#### [RECORDS]

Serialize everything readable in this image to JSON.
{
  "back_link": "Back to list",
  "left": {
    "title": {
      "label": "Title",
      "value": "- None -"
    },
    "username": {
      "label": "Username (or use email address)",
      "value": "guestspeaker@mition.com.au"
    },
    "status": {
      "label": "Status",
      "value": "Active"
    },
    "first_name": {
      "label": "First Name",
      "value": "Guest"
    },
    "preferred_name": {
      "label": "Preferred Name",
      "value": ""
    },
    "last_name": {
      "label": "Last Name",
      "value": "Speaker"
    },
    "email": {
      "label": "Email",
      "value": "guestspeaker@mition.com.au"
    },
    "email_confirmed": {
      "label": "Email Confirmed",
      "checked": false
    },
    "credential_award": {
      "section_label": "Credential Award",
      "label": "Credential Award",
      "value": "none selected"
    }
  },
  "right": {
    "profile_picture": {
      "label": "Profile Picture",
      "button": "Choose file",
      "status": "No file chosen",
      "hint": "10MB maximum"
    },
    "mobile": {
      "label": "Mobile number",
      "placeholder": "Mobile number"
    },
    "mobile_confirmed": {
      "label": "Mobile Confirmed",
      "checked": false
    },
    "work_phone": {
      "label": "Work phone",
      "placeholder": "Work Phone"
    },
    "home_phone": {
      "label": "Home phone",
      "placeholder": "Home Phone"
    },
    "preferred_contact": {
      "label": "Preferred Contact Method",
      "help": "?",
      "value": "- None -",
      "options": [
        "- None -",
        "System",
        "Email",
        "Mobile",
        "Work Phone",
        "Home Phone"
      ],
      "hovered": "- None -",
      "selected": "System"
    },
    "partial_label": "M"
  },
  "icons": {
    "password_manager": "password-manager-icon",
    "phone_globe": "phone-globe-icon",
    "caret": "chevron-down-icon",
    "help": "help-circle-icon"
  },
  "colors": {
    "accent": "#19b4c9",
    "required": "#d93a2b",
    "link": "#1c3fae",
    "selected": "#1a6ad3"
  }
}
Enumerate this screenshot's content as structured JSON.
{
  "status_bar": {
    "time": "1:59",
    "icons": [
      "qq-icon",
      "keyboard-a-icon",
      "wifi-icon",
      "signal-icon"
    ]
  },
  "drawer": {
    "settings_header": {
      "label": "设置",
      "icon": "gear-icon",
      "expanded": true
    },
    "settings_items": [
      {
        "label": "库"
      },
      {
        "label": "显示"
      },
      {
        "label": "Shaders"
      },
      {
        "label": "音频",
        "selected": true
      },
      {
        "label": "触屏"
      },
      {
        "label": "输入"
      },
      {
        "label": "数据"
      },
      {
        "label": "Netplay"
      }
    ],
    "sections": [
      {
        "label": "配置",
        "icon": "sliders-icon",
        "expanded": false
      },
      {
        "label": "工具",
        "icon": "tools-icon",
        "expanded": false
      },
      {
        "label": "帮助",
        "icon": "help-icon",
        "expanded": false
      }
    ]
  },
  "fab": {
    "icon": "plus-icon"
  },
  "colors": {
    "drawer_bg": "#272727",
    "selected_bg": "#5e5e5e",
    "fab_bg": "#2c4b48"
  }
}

#### [EXERCISE BRIEF]
Only the lines from the one containing "Enumerate this screenshot's" to the end of the data should be printed, exactly as they stand.

#### [OUTPUT FOR THIS EXERCISE]
Enumerate this screenshot's content as structured JSON.
{
  "status_bar": {
    "time": "1:59",
    "icons": [
      "qq-icon",
      "keyboard-a-icon",
      "wifi-icon",
      "signal-icon"
    ]
  },
  "drawer": {
    "settings_header": {
      "label": "设置",
      "icon": "gear-icon",
      "expanded": true
    },
    "settings_items": [
      {
        "label": "库"
      },
      {
        "label": "显示"
      },
      {
        "label": "Shaders"
      },
      {
        "label": "音频",
        "selected": true
      },
      {
        "label": "触屏"
      },
      {
        "label": "输入"
      },
      {
        "label": "数据"
      },
      {
        "label": "Netplay"
      }
    ],
    "sections": [
      {
        "label": "配置",
        "icon": "sliders-icon",
        "expanded": false
      },
      {
        "label": "工具",
        "icon": "tools-icon",
        "expanded": false
      },
      {
        "label": "帮助",
        "icon": "help-icon",
        "expanded": false
      }
    ]
  },
  "fab": {
    "icon": "plus-icon"
  },
  "colors": {
    "drawer_bg": "#272727",
    "selected_bg": "#5e5e5e",
    "fab_bg": "#2c4b48"
  }
}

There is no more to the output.